_Work to complete_
Below are the records; pull every line that includes "title".

_Data for this exercise_
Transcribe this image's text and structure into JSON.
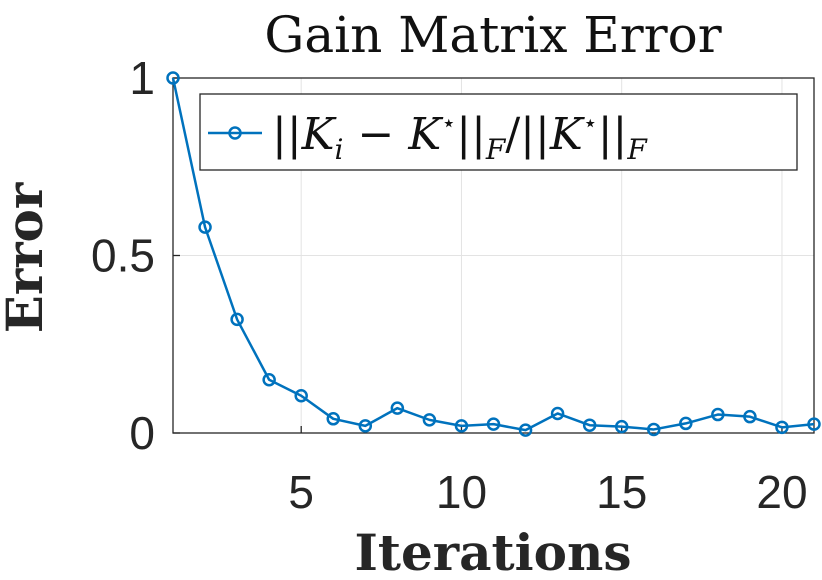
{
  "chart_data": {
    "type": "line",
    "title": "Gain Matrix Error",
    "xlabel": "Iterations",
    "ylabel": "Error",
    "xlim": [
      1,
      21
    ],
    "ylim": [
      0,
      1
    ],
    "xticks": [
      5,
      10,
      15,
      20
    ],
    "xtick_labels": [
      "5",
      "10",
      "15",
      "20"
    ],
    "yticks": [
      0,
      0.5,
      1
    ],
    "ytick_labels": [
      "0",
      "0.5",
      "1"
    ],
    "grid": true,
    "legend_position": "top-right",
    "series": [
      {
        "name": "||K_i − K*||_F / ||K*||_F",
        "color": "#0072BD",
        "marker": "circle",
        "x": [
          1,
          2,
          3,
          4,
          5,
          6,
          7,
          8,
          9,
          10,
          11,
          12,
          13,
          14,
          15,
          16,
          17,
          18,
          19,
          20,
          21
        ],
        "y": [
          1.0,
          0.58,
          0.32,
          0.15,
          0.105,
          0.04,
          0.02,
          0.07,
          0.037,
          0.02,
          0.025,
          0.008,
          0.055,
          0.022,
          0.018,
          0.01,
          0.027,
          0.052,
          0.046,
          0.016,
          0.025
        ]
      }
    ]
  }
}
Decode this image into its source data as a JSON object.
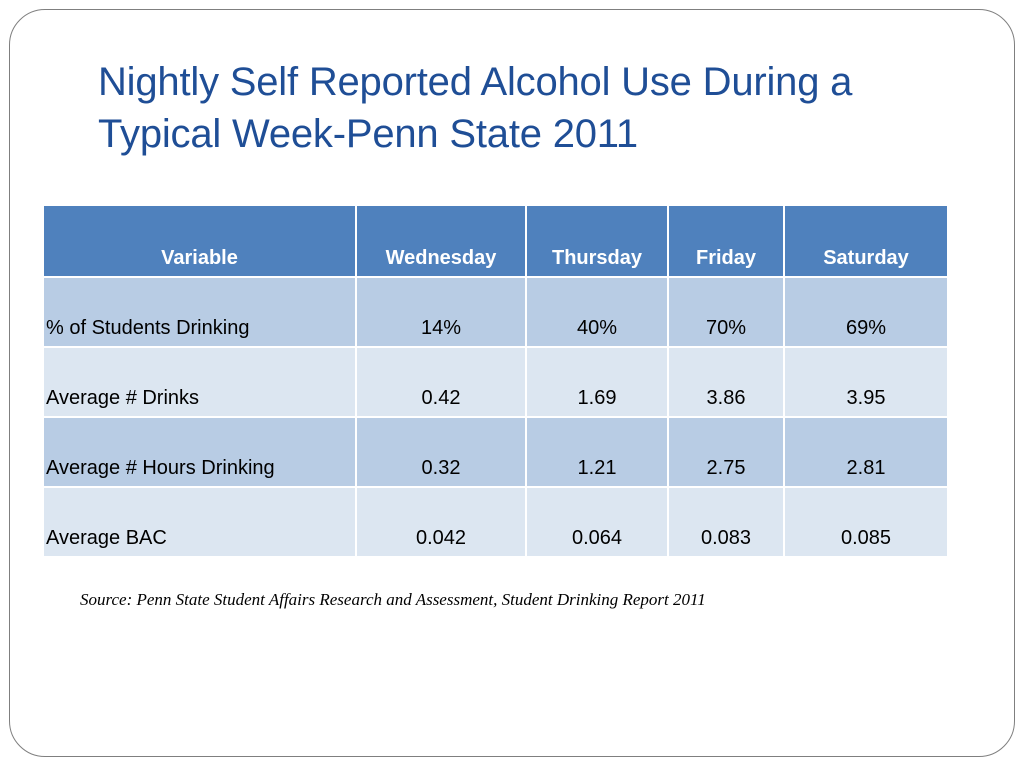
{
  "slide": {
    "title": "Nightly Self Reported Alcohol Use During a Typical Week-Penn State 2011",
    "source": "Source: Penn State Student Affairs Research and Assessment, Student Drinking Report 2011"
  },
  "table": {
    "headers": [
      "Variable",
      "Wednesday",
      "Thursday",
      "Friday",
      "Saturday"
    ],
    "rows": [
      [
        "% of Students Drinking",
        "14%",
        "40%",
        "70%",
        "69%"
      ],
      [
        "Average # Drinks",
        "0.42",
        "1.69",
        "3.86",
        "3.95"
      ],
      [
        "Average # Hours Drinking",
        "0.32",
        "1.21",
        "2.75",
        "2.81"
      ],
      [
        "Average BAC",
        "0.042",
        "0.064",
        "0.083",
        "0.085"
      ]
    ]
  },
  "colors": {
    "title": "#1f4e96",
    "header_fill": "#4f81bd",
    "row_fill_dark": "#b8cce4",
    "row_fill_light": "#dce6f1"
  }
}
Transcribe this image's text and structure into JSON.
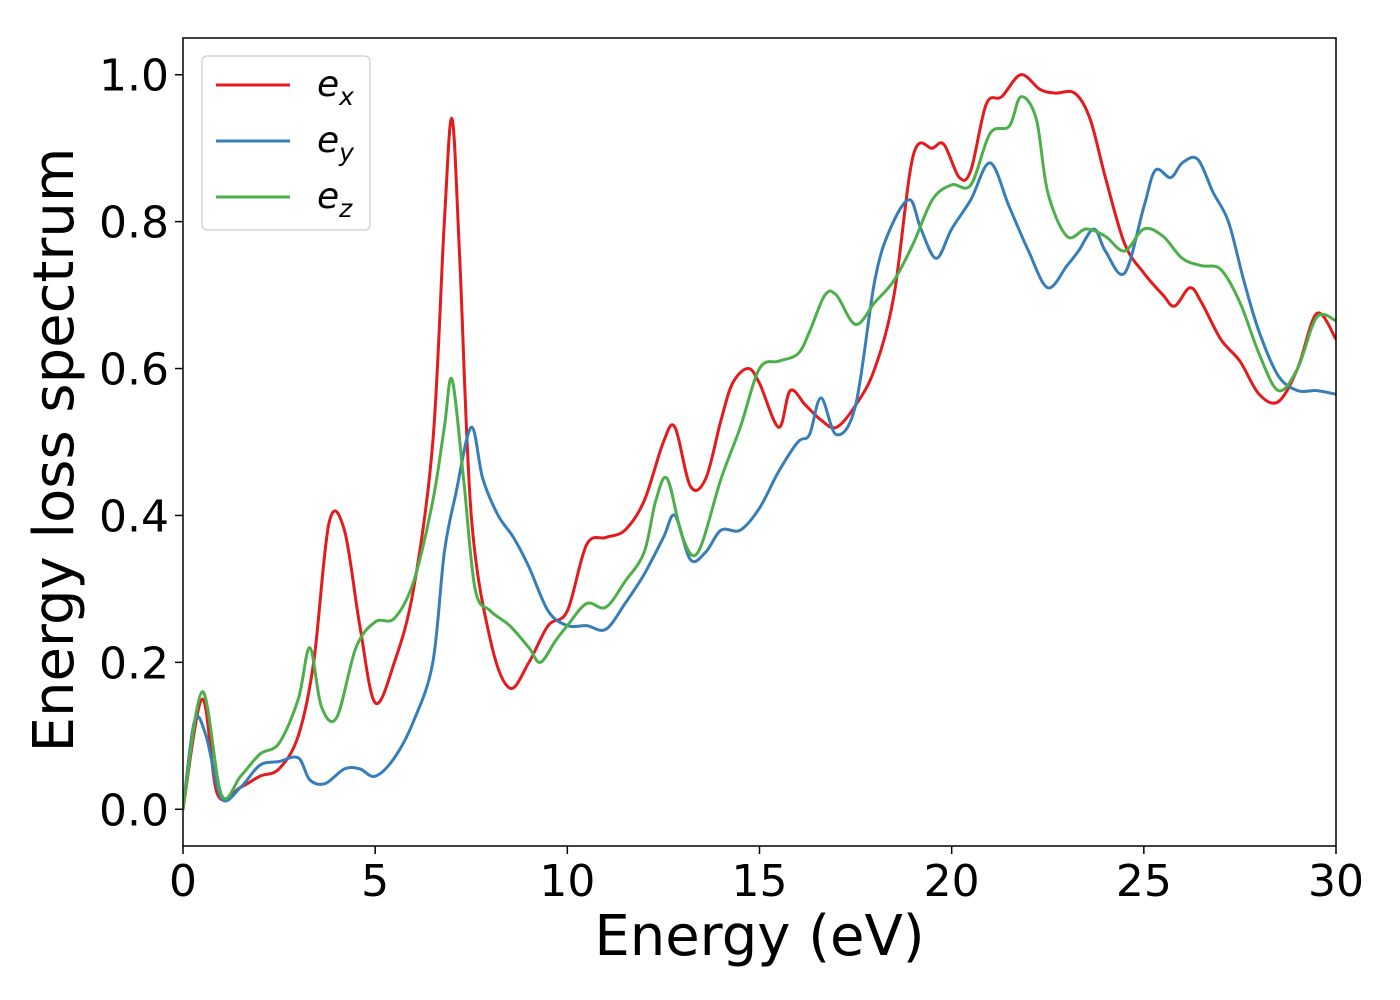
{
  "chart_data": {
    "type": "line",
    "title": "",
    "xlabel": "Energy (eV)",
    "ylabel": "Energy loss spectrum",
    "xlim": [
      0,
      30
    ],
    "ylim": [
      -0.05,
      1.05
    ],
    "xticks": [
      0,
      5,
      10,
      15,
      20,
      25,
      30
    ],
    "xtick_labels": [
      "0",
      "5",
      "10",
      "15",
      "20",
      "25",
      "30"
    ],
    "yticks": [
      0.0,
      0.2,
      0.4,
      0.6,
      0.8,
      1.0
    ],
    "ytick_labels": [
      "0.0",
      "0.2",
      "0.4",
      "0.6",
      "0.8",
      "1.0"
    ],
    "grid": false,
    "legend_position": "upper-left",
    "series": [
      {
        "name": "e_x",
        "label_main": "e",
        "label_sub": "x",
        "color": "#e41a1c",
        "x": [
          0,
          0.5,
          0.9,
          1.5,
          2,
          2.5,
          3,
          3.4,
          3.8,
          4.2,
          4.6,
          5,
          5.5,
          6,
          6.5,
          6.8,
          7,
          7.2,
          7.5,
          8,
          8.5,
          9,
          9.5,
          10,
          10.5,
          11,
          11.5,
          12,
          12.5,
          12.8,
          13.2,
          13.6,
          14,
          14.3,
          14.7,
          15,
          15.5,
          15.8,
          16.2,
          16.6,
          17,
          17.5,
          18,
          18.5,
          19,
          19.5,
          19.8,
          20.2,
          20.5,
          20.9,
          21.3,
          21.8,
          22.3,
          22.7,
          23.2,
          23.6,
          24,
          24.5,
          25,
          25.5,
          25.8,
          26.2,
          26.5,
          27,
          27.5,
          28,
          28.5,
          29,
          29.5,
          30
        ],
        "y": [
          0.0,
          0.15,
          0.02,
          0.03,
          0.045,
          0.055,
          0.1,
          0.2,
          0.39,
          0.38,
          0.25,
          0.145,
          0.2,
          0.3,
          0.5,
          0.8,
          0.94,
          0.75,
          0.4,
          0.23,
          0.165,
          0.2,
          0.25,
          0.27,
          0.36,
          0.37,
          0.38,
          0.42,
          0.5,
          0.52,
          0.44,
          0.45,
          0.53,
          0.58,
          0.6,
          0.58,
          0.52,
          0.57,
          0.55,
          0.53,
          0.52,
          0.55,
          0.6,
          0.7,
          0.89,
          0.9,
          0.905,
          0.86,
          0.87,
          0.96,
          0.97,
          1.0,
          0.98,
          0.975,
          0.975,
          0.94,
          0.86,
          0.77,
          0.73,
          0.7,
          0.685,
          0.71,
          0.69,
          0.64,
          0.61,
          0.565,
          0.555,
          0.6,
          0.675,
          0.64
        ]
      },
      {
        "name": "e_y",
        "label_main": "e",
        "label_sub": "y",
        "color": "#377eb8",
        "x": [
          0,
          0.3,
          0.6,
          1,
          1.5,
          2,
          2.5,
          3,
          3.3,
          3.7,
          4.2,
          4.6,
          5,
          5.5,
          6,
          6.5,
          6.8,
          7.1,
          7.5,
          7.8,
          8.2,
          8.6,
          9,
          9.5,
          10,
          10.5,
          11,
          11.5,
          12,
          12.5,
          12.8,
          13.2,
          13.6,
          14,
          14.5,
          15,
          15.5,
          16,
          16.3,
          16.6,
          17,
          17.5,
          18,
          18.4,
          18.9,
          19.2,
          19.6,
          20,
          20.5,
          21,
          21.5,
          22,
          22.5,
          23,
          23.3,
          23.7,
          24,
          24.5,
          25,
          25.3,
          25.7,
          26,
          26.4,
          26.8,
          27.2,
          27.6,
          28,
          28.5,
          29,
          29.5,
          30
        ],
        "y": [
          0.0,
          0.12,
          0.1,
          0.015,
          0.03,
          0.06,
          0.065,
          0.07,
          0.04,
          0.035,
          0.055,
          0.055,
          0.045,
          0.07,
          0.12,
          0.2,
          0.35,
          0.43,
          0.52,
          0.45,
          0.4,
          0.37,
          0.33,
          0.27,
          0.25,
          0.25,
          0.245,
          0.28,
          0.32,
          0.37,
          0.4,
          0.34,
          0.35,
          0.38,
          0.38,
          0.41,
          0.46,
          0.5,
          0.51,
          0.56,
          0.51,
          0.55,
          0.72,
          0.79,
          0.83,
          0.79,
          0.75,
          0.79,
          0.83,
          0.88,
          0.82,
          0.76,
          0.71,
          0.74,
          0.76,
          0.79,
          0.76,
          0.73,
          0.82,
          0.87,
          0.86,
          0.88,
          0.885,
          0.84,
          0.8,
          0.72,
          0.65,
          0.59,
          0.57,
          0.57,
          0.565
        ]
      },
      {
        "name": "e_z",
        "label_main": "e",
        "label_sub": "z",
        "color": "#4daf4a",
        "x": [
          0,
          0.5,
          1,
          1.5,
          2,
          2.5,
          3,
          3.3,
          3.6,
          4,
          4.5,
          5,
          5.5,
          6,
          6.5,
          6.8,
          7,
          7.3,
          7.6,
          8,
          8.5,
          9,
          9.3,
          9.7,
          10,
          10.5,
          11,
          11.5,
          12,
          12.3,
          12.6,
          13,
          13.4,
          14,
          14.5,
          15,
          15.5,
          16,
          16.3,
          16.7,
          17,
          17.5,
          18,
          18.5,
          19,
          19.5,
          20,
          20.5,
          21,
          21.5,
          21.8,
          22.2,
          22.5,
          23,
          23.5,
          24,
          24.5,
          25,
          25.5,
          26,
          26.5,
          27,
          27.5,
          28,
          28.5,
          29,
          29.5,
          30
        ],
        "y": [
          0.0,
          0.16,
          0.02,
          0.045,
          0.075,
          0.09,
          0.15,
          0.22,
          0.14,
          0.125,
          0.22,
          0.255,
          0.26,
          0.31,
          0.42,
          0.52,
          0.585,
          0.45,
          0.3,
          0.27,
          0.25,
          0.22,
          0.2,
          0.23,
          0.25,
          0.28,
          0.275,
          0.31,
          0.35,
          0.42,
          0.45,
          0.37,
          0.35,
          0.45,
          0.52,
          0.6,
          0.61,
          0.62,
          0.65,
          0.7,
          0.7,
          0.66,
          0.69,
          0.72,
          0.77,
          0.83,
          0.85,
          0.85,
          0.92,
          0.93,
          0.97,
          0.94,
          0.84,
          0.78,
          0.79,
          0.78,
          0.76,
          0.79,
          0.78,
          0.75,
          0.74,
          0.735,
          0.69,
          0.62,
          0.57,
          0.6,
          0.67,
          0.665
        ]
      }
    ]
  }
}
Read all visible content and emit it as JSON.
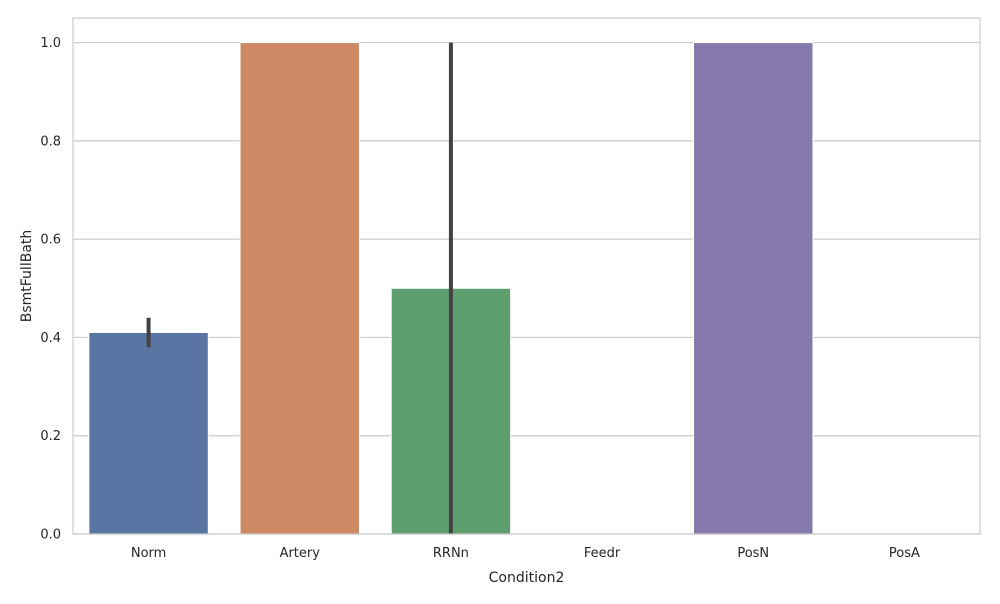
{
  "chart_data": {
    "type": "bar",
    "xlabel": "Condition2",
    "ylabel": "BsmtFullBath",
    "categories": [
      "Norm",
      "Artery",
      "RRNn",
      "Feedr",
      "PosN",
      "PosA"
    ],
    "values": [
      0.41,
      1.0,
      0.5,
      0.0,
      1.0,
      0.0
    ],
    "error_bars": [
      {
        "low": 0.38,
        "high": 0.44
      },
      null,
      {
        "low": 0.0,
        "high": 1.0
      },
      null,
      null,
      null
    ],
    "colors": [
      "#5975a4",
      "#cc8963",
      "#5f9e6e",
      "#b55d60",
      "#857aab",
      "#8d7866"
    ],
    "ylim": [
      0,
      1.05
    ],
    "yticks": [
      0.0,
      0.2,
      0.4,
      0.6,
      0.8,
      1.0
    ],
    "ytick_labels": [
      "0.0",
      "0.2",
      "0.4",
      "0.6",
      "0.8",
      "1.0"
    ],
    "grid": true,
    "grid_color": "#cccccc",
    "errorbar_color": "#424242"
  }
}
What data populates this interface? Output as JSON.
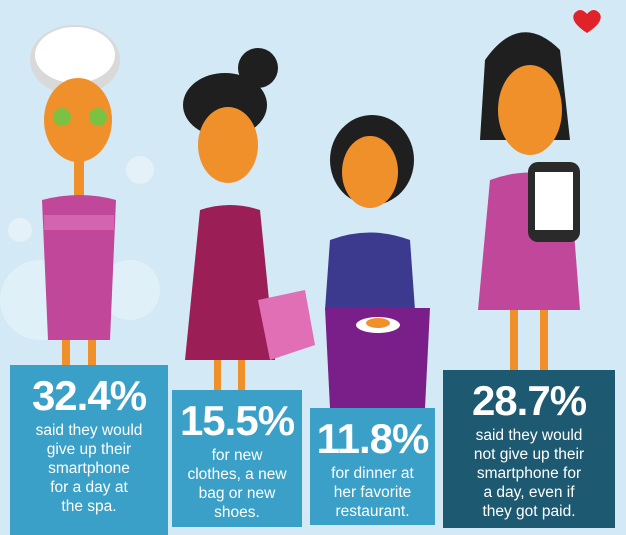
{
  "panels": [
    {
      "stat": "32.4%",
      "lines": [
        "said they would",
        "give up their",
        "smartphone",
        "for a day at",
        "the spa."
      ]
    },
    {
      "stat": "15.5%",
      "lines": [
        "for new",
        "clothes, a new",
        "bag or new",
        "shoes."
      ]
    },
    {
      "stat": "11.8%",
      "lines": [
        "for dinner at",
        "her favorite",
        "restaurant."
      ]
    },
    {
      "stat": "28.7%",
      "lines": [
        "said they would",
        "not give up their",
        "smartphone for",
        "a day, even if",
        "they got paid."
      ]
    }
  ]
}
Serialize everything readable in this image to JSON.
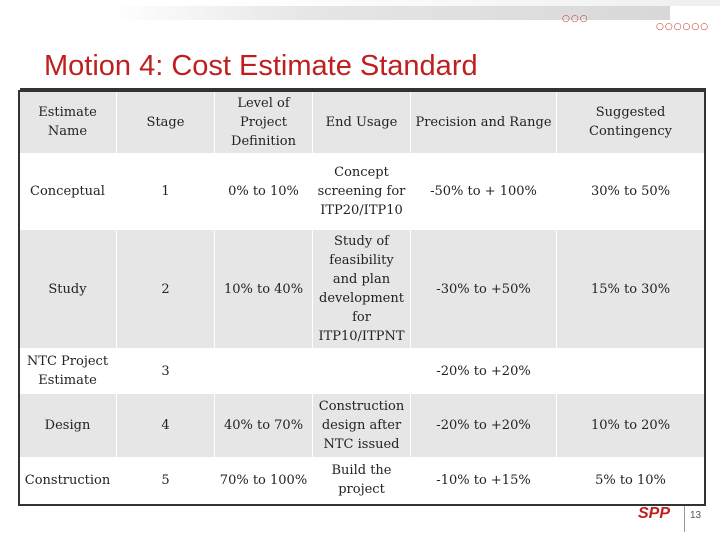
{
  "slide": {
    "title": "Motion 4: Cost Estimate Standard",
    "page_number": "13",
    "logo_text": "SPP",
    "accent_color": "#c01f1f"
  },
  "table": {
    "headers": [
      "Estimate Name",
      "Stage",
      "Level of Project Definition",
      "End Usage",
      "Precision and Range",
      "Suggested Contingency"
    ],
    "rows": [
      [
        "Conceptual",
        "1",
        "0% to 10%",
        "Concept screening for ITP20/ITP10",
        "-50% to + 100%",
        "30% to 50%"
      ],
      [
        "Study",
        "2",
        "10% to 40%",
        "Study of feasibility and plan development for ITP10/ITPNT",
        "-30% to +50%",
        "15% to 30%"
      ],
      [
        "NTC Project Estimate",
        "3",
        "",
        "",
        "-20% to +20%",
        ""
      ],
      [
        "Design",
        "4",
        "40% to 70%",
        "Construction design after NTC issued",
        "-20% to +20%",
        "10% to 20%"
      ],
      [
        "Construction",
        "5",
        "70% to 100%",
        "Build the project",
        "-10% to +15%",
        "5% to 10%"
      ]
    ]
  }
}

_Complete output_
    "title": "Gain Matrix Error",
    "title": "Nightly Self Reported Alcohol Use During a Typical Week-Penn State 2011",
    "title": "#1f4e96",
    "title": "",
    "title": "Motion 4: Cost Estimate Standard",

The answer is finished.